▸ **Problem to solve**
Find and copy each line of the records where the string "expects" shows up.

▸ **Material provided**
╭──

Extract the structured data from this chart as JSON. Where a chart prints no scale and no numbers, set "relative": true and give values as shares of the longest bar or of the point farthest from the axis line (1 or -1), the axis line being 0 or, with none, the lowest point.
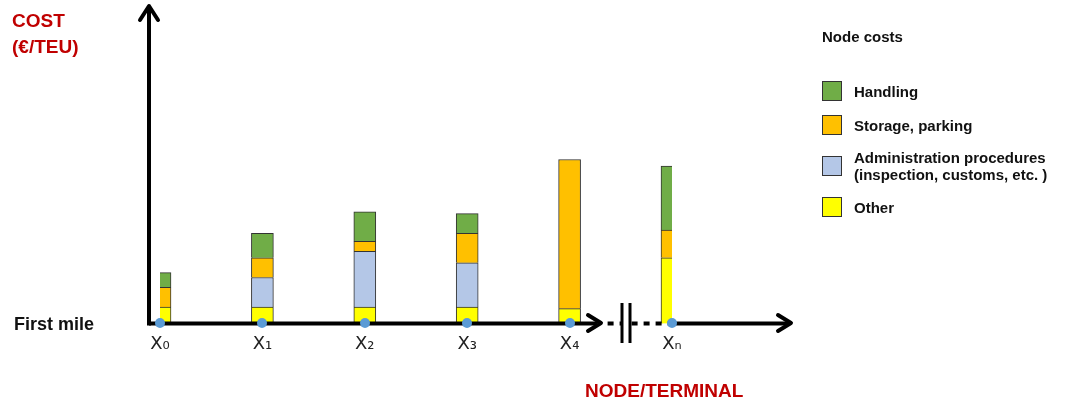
{
  "chart_data": {
    "type": "bar",
    "stacked": true,
    "relative": true,
    "xlabel": "NODE/TERMINAL",
    "legend_title": "Node costs",
    "legend": "right",
    "grid": false,
    "annotations": [
      "COST (€/TEU)",
      "First mile"
    ],
    "categories": [
      "X₀",
      "X₁",
      "X₂",
      "X₃",
      "X₄",
      "Xₙ"
    ],
    "series": [
      {
        "name": "Other",
        "color": "#ffff00",
        "values": [
          0.1,
          0.1,
          0.1,
          0.1,
          0.09,
          0.4
        ]
      },
      {
        "name": "Administration procedures (inspection, customs, etc. )",
        "color": "#b4c7e7",
        "values": [
          null,
          0.18,
          0.34,
          0.27,
          null,
          null
        ]
      },
      {
        "name": "Storage, parking",
        "color": "#ffc000",
        "values": [
          0.12,
          0.12,
          0.06,
          0.18,
          0.91,
          0.17
        ]
      },
      {
        "name": "Handling",
        "color": "#70ad47",
        "values": [
          0.09,
          0.15,
          0.18,
          0.12,
          null,
          0.39
        ]
      }
    ]
  }
}
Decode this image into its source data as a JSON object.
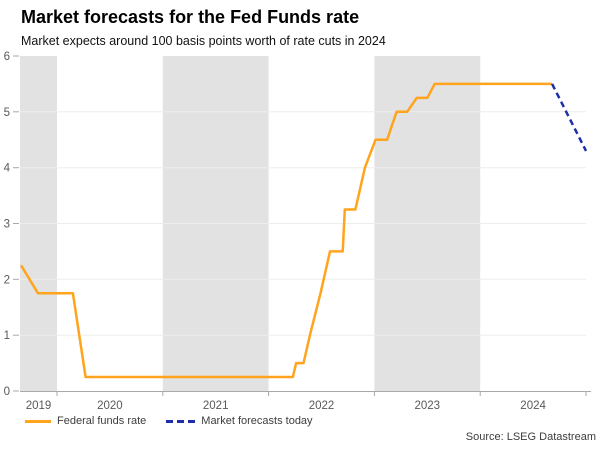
{
  "header": {
    "title": "Market forecasts for the Fed Funds rate",
    "subtitle": "Market expects around 100 basis points worth of rate cuts in 2024"
  },
  "legend": {
    "items": [
      {
        "label": "Federal funds rate",
        "style": "solid",
        "color": "#FFA41C"
      },
      {
        "label": "Market forecasts today",
        "style": "dashed",
        "color": "#1F2FA8"
      }
    ]
  },
  "source": "Source: LSEG Datastream",
  "chart_data": {
    "type": "line",
    "title": "Market forecasts for the Fed Funds rate",
    "subtitle": "Market expects around 100 basis points worth of rate cuts in 2024",
    "x_domain": [
      2019.65,
      2025.0
    ],
    "y_domain": [
      0,
      6
    ],
    "y_ticks": [
      0,
      1,
      2,
      3,
      4,
      5,
      6
    ],
    "gridlines": [
      1,
      2,
      3,
      4,
      5
    ],
    "x_year_labels": [
      "2019",
      "2020",
      "2021",
      "2022",
      "2023",
      "2024"
    ],
    "x_boundary_ticks": [
      2020,
      2021,
      2022,
      2023,
      2024,
      2025
    ],
    "shaded_bands": [
      [
        2019.65,
        2020.0
      ],
      [
        2021.0,
        2022.0
      ],
      [
        2023.0,
        2024.0
      ]
    ],
    "band_color": "#E2E2E2",
    "grid_color": "#EDEDED",
    "axis_color": "#A9A9A9",
    "tick_label_color": "#595959",
    "legend_position": "bottom-left",
    "series": [
      {
        "name": "Federal funds rate",
        "color": "#FFA41C",
        "dash": null,
        "points": [
          [
            2019.66,
            2.25
          ],
          [
            2019.82,
            1.75
          ],
          [
            2020.15,
            1.75
          ],
          [
            2020.27,
            0.25
          ],
          [
            2022.23,
            0.25
          ],
          [
            2022.26,
            0.5
          ],
          [
            2022.33,
            0.5
          ],
          [
            2022.39,
            1.0
          ],
          [
            2022.49,
            1.75
          ],
          [
            2022.58,
            2.5
          ],
          [
            2022.7,
            2.5
          ],
          [
            2022.72,
            3.25
          ],
          [
            2022.82,
            3.25
          ],
          [
            2022.91,
            4.0
          ],
          [
            2023.01,
            4.5
          ],
          [
            2023.12,
            4.5
          ],
          [
            2023.21,
            5.0
          ],
          [
            2023.31,
            5.0
          ],
          [
            2023.4,
            5.25
          ],
          [
            2023.5,
            5.25
          ],
          [
            2023.57,
            5.5
          ],
          [
            2024.68,
            5.5
          ]
        ]
      },
      {
        "name": "Market forecasts today",
        "color": "#1F2FA8",
        "dash": [
          6,
          4
        ],
        "points": [
          [
            2024.68,
            5.5
          ],
          [
            2025.0,
            4.3
          ]
        ]
      }
    ]
  }
}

╰──

▸ **The answer**
    "subtitle": "Market expects around 100 basis points worth of rate cuts in 2024"
    "subtitle": "Market expects around 100 basis points worth of rate cuts in 2024",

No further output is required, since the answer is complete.